WHAT IS REQUIRED → Filter the entries that follow, copying every line in which the word "Energy" appears.

┄┄┄┄┄┄┄┄┄┄

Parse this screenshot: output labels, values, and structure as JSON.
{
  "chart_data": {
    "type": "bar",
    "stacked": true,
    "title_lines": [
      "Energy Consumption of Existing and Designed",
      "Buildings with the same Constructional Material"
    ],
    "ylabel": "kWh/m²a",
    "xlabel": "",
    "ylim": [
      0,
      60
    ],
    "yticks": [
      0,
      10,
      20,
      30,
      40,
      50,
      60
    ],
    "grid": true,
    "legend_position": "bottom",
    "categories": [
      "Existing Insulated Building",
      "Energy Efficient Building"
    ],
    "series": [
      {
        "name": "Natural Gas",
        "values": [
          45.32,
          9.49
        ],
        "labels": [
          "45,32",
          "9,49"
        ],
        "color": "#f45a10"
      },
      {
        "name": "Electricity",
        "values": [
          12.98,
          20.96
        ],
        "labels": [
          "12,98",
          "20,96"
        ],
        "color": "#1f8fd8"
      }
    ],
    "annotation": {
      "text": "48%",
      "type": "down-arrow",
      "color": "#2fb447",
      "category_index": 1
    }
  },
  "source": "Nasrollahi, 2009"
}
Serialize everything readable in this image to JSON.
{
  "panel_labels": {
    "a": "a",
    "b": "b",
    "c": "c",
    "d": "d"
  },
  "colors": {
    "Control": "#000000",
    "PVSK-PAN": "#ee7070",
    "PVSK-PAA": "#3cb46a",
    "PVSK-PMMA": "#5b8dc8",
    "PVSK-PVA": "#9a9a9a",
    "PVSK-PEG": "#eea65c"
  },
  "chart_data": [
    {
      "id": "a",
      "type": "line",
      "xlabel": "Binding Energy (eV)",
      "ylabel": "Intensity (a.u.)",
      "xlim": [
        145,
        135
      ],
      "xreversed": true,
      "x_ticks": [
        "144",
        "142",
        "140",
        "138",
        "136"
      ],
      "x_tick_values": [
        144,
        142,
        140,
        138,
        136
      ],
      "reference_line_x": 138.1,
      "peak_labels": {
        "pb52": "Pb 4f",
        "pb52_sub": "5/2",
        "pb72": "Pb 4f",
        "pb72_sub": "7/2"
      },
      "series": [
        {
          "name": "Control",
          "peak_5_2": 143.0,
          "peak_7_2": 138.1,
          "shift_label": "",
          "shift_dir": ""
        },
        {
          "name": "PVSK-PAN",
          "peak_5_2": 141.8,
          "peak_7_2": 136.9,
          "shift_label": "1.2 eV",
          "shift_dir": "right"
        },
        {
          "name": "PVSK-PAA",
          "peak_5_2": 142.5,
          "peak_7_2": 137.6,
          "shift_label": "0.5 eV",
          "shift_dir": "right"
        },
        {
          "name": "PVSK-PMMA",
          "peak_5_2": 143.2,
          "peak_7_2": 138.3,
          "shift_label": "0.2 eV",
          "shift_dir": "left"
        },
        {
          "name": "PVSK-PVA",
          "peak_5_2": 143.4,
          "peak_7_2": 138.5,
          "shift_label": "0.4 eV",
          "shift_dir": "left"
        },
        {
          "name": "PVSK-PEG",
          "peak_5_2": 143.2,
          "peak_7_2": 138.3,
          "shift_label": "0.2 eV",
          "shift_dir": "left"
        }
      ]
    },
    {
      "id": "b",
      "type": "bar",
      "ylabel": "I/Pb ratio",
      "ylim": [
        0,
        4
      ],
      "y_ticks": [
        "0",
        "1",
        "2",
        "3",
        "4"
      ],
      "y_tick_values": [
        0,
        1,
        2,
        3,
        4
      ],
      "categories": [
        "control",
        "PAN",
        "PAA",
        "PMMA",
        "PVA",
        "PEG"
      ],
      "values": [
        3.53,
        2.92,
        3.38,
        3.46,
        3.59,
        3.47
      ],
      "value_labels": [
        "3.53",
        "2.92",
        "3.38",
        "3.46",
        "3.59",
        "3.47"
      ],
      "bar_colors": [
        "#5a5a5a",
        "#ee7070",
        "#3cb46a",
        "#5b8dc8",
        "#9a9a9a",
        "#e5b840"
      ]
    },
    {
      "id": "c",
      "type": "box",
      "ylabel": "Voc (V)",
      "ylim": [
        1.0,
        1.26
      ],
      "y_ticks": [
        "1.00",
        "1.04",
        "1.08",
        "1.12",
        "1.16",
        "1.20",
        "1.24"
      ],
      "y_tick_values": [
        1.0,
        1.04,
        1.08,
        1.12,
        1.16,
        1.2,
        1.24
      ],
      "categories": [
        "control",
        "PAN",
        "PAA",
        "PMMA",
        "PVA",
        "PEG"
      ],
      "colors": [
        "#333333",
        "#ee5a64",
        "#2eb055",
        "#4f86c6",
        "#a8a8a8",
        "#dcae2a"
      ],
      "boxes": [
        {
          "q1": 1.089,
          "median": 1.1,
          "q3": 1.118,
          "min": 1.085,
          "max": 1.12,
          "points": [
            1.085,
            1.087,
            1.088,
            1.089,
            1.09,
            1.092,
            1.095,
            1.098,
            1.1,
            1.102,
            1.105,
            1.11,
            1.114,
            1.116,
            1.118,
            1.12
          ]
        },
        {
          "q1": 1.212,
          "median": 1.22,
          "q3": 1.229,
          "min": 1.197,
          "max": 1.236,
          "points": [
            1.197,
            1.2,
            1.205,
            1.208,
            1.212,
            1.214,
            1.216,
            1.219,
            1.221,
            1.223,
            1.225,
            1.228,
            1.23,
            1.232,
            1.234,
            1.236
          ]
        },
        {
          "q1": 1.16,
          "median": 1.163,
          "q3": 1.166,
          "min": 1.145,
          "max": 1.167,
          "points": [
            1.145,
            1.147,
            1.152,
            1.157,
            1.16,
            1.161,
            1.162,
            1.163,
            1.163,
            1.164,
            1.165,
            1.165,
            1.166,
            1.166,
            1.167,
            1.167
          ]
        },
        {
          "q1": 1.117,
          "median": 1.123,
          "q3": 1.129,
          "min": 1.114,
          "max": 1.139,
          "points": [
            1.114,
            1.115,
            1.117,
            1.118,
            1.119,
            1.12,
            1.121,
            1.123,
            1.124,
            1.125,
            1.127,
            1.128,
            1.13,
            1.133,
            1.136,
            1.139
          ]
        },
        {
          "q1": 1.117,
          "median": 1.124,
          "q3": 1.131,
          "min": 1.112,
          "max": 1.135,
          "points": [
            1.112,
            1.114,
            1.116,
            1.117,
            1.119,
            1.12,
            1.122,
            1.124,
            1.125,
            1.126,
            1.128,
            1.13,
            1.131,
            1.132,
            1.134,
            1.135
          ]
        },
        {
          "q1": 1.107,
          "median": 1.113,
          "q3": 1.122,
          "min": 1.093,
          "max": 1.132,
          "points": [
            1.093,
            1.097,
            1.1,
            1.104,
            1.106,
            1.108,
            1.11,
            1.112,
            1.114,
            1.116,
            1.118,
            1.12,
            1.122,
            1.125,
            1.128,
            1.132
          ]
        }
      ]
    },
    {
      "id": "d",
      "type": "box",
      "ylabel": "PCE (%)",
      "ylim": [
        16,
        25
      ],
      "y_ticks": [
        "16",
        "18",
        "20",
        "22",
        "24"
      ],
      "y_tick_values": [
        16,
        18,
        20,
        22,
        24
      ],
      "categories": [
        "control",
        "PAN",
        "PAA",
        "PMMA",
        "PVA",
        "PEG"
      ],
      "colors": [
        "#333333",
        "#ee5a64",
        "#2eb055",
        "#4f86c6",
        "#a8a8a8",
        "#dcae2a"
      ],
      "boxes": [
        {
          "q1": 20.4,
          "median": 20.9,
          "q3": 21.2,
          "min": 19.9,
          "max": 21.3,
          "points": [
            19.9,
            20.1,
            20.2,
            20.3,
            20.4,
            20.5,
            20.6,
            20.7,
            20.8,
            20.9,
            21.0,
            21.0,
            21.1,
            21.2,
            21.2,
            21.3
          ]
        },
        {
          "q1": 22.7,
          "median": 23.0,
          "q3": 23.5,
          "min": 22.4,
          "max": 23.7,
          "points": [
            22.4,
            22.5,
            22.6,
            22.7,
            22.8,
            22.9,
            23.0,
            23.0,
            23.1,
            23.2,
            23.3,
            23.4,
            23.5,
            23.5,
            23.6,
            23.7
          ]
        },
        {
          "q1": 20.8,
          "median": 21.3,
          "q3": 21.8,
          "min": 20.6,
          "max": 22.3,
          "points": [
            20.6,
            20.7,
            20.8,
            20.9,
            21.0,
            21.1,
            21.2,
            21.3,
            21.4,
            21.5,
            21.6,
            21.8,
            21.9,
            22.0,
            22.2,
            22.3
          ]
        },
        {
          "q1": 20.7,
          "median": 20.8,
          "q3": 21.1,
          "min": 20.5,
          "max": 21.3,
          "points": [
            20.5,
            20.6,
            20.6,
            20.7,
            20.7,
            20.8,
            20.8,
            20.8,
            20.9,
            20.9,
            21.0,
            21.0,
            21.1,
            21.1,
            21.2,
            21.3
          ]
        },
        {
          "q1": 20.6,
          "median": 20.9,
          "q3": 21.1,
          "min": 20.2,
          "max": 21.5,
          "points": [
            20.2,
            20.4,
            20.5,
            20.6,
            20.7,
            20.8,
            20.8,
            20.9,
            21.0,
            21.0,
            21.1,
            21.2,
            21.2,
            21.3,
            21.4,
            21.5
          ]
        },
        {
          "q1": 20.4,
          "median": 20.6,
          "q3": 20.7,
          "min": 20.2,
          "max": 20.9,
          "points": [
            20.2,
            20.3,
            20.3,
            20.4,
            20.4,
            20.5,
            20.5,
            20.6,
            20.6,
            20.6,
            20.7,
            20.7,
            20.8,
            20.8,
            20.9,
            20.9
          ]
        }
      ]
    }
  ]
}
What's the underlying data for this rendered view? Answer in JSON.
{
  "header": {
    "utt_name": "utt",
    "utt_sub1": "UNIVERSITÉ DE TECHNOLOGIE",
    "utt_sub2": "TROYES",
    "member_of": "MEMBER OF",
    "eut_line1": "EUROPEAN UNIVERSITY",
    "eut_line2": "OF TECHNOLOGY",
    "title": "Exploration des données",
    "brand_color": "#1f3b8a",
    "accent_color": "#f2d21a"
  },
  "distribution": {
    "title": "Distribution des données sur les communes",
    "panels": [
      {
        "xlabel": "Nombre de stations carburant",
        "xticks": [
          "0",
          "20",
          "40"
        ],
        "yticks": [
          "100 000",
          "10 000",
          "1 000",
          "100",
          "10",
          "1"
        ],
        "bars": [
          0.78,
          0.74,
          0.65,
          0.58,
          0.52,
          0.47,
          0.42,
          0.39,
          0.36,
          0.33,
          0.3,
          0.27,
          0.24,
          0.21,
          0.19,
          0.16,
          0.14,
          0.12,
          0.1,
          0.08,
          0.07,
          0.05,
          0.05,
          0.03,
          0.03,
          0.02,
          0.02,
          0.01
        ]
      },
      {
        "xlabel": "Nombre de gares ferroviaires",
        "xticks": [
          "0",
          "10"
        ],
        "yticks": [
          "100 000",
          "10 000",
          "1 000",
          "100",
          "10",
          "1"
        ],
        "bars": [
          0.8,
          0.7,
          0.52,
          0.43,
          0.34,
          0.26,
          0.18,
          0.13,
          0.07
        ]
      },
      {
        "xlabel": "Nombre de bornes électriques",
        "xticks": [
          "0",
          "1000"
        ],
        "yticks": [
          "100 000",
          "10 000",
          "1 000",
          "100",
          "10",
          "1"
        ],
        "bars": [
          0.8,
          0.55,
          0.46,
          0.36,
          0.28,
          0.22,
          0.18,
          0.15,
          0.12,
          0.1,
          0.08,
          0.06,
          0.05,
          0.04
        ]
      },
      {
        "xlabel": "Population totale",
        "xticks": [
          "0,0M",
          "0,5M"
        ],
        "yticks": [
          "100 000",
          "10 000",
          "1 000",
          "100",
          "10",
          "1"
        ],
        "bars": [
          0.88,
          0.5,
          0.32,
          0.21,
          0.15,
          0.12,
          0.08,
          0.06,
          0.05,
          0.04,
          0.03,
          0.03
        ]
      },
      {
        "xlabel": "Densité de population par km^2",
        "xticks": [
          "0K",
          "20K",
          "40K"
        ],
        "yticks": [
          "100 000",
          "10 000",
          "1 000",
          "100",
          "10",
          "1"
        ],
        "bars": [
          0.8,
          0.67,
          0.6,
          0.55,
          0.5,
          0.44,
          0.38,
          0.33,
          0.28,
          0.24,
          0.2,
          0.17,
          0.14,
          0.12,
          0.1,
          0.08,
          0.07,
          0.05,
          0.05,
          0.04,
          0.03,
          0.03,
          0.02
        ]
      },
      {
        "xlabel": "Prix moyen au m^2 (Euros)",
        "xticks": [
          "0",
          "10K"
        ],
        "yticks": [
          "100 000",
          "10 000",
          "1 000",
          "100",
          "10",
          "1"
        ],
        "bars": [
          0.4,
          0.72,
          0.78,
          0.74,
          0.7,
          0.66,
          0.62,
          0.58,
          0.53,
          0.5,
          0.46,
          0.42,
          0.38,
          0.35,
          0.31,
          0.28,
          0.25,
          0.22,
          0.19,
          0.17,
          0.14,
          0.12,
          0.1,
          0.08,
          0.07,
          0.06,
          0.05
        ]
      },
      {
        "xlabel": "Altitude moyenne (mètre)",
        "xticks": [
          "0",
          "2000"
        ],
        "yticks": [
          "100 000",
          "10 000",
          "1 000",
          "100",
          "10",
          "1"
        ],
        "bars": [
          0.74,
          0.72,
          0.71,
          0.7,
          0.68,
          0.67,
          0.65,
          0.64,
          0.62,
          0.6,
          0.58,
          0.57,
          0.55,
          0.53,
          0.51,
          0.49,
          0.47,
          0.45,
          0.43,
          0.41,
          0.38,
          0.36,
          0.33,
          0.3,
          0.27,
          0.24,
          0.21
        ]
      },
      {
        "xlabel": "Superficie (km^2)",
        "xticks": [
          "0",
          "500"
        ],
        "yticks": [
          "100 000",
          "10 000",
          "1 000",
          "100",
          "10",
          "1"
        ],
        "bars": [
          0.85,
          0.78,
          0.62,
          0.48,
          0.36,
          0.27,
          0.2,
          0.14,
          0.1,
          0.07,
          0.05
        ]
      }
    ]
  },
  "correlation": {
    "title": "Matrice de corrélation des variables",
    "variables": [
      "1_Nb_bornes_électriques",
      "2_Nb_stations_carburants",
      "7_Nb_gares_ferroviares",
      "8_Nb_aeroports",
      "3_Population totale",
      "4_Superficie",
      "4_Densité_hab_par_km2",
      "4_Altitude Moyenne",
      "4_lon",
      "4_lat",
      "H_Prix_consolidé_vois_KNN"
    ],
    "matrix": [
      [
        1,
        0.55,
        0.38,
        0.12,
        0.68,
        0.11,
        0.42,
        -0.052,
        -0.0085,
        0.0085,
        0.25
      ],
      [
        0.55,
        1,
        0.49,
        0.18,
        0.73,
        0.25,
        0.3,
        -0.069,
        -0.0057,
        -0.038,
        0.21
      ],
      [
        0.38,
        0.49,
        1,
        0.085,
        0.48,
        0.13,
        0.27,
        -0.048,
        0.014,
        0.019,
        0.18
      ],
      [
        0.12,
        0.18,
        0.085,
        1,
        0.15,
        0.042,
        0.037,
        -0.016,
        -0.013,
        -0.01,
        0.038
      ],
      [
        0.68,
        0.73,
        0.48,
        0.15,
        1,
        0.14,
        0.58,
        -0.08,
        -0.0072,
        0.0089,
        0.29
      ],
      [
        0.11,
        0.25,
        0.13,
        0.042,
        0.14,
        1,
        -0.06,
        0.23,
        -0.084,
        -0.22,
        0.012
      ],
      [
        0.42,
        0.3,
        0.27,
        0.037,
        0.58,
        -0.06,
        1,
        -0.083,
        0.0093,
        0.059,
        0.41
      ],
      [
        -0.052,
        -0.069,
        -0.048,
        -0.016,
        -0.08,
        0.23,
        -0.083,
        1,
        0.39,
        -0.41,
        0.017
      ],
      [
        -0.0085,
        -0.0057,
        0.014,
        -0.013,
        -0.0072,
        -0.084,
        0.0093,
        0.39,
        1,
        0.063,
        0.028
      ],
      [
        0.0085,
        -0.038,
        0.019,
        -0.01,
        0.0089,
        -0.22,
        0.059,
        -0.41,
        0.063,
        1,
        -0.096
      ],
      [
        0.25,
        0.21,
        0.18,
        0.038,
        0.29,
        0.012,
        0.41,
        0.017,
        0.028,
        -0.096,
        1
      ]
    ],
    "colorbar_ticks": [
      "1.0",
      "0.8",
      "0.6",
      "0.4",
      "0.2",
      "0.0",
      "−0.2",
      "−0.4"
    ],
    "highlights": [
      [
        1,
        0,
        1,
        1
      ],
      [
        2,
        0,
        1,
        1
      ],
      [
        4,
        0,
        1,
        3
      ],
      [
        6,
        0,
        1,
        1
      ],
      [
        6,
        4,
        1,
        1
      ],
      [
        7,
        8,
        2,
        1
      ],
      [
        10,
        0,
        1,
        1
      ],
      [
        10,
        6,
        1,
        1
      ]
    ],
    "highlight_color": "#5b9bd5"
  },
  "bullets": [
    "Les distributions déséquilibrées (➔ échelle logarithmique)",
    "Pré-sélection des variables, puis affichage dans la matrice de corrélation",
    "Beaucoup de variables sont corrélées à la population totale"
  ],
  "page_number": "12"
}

┄┄┄┄┄┄┄┄┄┄

TASK SOLUTION →
      "Energy Consumption of Existing and Designed",
      "Energy Efficient Building"
      "xlabel": "Binding Energy (eV)",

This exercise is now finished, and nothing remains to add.